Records

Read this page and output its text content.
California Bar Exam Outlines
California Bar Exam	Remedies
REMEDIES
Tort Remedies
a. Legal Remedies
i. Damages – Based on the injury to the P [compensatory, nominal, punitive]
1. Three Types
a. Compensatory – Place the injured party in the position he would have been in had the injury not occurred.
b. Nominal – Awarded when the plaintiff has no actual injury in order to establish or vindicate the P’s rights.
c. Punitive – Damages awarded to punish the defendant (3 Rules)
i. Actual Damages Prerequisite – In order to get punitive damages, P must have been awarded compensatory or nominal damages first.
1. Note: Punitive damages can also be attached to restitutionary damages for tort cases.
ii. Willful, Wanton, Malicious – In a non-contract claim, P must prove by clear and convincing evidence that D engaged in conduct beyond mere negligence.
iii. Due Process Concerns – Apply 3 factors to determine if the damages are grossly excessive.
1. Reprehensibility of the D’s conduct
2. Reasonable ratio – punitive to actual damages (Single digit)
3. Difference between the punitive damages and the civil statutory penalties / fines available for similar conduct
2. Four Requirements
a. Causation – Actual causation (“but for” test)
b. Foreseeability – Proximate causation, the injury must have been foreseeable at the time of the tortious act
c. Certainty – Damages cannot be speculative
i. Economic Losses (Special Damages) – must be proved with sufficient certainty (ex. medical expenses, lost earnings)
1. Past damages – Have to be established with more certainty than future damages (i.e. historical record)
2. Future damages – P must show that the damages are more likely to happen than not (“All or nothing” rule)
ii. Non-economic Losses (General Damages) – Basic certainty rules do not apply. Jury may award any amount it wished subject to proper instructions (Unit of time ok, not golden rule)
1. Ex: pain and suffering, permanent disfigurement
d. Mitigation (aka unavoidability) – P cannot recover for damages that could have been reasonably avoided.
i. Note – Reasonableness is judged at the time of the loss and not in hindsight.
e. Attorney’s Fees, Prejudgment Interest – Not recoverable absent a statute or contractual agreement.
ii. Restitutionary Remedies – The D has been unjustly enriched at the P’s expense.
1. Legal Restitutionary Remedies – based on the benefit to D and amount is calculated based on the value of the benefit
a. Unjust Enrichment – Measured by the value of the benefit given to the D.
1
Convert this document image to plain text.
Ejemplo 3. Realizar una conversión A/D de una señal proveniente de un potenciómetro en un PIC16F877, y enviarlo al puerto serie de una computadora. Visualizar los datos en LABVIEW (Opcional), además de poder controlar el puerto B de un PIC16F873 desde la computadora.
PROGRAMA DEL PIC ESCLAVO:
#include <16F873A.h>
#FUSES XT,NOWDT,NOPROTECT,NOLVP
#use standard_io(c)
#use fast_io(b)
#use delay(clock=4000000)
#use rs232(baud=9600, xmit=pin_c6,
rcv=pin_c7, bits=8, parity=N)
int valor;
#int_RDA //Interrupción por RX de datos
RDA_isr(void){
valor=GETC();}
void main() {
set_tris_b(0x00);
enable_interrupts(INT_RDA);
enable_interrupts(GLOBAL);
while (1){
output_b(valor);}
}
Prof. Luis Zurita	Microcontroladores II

▶ _STATED EXERCISE_:
Extract each line from the listing that holds the word "California".

▶ _CORRECT OUTPUT_:
California Bar Exam Outlines
California Bar Exam	Remedies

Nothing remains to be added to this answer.